SET EXERCISE: Reproduce the entries below in full, word for word.

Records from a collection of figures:
+===+

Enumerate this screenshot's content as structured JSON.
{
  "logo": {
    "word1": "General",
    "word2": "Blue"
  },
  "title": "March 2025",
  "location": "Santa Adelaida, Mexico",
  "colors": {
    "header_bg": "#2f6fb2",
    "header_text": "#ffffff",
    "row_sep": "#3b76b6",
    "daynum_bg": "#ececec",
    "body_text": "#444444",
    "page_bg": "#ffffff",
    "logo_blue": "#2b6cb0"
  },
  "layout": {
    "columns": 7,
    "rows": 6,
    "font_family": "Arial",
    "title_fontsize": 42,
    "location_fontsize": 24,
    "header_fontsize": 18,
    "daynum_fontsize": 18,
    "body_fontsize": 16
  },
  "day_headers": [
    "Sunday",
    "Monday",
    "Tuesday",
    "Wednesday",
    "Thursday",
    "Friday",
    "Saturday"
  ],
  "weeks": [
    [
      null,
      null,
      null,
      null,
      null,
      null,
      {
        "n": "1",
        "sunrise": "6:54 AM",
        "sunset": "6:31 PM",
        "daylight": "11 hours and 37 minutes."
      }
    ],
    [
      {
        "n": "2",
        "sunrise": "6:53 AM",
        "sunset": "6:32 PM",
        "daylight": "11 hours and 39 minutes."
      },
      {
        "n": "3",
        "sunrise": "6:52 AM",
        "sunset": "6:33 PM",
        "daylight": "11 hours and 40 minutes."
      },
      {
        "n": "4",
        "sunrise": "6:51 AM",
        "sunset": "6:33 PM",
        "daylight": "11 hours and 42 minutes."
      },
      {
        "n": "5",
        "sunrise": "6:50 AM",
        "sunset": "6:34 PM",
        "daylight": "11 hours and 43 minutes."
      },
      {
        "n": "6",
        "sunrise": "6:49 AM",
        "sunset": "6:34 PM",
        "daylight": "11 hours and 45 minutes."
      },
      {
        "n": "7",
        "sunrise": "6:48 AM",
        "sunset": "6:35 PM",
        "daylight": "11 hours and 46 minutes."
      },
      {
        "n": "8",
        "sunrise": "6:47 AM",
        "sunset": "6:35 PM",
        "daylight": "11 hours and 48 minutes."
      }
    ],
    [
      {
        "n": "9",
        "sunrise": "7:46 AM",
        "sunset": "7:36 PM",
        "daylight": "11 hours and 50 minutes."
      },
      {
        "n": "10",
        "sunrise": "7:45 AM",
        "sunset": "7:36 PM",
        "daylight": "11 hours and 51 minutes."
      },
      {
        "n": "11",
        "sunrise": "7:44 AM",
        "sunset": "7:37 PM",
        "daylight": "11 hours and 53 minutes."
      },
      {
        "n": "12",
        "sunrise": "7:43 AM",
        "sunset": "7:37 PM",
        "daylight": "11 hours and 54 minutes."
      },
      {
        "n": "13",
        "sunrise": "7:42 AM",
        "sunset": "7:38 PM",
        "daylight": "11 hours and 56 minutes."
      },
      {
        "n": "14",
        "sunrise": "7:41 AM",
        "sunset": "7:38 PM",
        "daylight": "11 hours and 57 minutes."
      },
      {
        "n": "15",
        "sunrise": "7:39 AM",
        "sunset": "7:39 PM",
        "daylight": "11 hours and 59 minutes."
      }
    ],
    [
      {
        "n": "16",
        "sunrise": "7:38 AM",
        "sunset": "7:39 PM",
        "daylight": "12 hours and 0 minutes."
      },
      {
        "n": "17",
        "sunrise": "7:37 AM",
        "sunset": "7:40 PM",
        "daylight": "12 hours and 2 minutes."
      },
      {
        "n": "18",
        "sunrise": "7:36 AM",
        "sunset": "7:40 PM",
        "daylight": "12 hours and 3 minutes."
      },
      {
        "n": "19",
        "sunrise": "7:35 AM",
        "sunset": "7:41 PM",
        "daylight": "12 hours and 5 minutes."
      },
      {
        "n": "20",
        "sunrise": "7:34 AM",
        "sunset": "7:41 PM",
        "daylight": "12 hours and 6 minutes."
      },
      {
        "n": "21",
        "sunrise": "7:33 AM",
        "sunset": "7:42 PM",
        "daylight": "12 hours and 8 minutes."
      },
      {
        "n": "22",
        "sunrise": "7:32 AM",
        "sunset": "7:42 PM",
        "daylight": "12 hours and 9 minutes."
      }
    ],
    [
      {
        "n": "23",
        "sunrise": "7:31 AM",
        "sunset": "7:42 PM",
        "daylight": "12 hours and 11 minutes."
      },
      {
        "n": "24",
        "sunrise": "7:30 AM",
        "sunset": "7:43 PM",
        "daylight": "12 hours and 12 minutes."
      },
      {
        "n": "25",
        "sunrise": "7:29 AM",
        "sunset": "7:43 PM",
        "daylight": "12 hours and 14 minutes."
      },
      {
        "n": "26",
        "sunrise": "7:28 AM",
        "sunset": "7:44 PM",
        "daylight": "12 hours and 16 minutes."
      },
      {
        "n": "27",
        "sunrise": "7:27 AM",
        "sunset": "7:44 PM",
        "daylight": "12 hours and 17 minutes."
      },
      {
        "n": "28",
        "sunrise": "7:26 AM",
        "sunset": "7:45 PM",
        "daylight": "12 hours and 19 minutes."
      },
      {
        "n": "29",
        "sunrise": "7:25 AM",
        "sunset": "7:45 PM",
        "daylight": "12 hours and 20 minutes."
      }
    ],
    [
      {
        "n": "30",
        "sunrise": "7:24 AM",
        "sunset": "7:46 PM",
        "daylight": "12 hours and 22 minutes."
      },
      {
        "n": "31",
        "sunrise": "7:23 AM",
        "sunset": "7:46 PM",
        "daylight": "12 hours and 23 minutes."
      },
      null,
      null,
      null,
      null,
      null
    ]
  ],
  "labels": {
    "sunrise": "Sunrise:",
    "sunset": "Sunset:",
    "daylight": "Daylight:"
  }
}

+===+

RESULT OF THIS EXERCISE:
Enumerate this screenshot's content as structured JSON.
{
  "logo": {
    "word1": "General",
    "word2": "Blue"
  },
  "title": "March 2025",
  "location": "Santa Adelaida, Mexico",
  "colors": {
    "header_bg": "#2f6fb2",
    "header_text": "#ffffff",
    "row_sep": "#3b76b6",
    "daynum_bg": "#ececec",
    "body_text": "#444444",
    "page_bg": "#ffffff",
    "logo_blue": "#2b6cb0"
  },
  "layout": {
    "columns": 7,
    "rows": 6,
    "font_family": "Arial",
    "title_fontsize": 42,
    "location_fontsize": 24,
    "header_fontsize": 18,
    "daynum_fontsize": 18,
    "body_fontsize": 16
  },
  "day_headers": [
    "Sunday",
    "Monday",
    "Tuesday",
    "Wednesday",
    "Thursday",
    "Friday",
    "Saturday"
  ],
  "weeks": [
    [
      null,
      null,
      null,
      null,
      null,
      null,
      {
        "n": "1",
        "sunrise": "6:54 AM",
        "sunset": "6:31 PM",
        "daylight": "11 hours and 37 minutes."
      }
    ],
    [
      {
        "n": "2",
        "sunrise": "6:53 AM",
        "sunset": "6:32 PM",
        "daylight": "11 hours and 39 minutes."
      },
      {
        "n": "3",
        "sunrise": "6:52 AM",
        "sunset": "6:33 PM",
        "daylight": "11 hours and 40 minutes."
      },
      {
        "n": "4",
        "sunrise": "6:51 AM",
        "sunset": "6:33 PM",
        "daylight": "11 hours and 42 minutes."
      },
      {
        "n": "5",
        "sunrise": "6:50 AM",
        "sunset": "6:34 PM",
        "daylight": "11 hours and 43 minutes."
      },
      {
        "n": "6",
        "sunrise": "6:49 AM",
        "sunset": "6:34 PM",
        "daylight": "11 hours and 45 minutes."
      },
      {
        "n": "7",
        "sunrise": "6:48 AM",
        "sunset": "6:35 PM",
        "daylight": "11 hours and 46 minutes."
      },
      {
        "n": "8",
        "sunrise": "6:47 AM",
        "sunset": "6:35 PM",
        "daylight": "11 hours and 48 minutes."
      }
    ],
    [
      {
        "n": "9",
        "sunrise": "7:46 AM",
        "sunset": "7:36 PM",
        "daylight": "11 hours and 50 minutes."
      },
      {
        "n": "10",
        "sunrise": "7:45 AM",
        "sunset": "7:36 PM",
        "daylight": "11 hours and 51 minutes."
      },
      {
        "n": "11",
        "sunrise": "7:44 AM",
        "sunset": "7:37 PM",
        "daylight": "11 hours and 53 minutes."
      },
      {
        "n": "12",
        "sunrise": "7:43 AM",
        "sunset": "7:37 PM",
        "daylight": "11 hours and 54 minutes."
      },
      {
        "n": "13",
        "sunrise": "7:42 AM",
        "sunset": "7:38 PM",
        "daylight": "11 hours and 56 minutes."
      },
      {
        "n": "14",
        "sunrise": "7:41 AM",
        "sunset": "7:38 PM",
        "daylight": "11 hours and 57 minutes."
      },
      {
        "n": "15",
        "sunrise": "7:39 AM",
        "sunset": "7:39 PM",
        "daylight": "11 hours and 59 minutes."
      }
    ],
    [
      {
        "n": "16",
        "sunrise": "7:38 AM",
        "sunset": "7:39 PM",
        "daylight": "12 hours and 0 minutes."
      },
      {
        "n": "17",
        "sunrise": "7:37 AM",
        "sunset": "7:40 PM",
        "daylight": "12 hours and 2 minutes."
      },
      {
        "n": "18",
        "sunrise": "7:36 AM",
        "sunset": "7:40 PM",
        "daylight": "12 hours and 3 minutes."
      },
      {
        "n": "19",
        "sunrise": "7:35 AM",
        "sunset": "7:41 PM",
        "daylight": "12 hours and 5 minutes."
      },
      {
        "n": "20",
        "sunrise": "7:34 AM",
        "sunset": "7:41 PM",
        "daylight": "12 hours and 6 minutes."
      },
      {
        "n": "21",
        "sunrise": "7:33 AM",
        "sunset": "7:42 PM",
        "daylight": "12 hours and 8 minutes."
      },
      {
        "n": "22",
        "sunrise": "7:32 AM",
        "sunset": "7:42 PM",
        "daylight": "12 hours and 9 minutes."
      }
    ],
    [
      {
        "n": "23",
        "sunrise": "7:31 AM",
        "sunset": "7:42 PM",
        "daylight": "12 hours and 11 minutes."
      },
      {
        "n": "24",
        "sunrise": "7:30 AM",
        "sunset": "7:43 PM",
        "daylight": "12 hours and 12 minutes."
      },
      {
        "n": "25",
        "sunrise": "7:29 AM",
        "sunset": "7:43 PM",
        "daylight": "12 hours and 14 minutes."
      },
      {
        "n": "26",
        "sunrise": "7:28 AM",
        "sunset": "7:44 PM",
        "daylight": "12 hours and 16 minutes."
      },
      {
        "n": "27",
        "sunrise": "7:27 AM",
        "sunset": "7:44 PM",
        "daylight": "12 hours and 17 minutes."
      },
      {
        "n": "28",
        "sunrise": "7:26 AM",
        "sunset": "7:45 PM",
        "daylight": "12 hours and 19 minutes."
      },
      {
        "n": "29",
        "sunrise": "7:25 AM",
        "sunset": "7:45 PM",
        "daylight": "12 hours and 20 minutes."
      }
    ],
    [
      {
        "n": "30",
        "sunrise": "7:24 AM",
        "sunset": "7:46 PM",
        "daylight": "12 hours and 22 minutes."
      },
      {
        "n": "31",
        "sunrise": "7:23 AM",
        "sunset": "7:46 PM",
        "daylight": "12 hours and 23 minutes."
      },
      null,
      null,
      null,
      null,
      null
    ]
  ],
  "labels": {
    "sunrise": "Sunrise:",
    "sunset": "Sunset:",
    "daylight": "Daylight:"
  }
}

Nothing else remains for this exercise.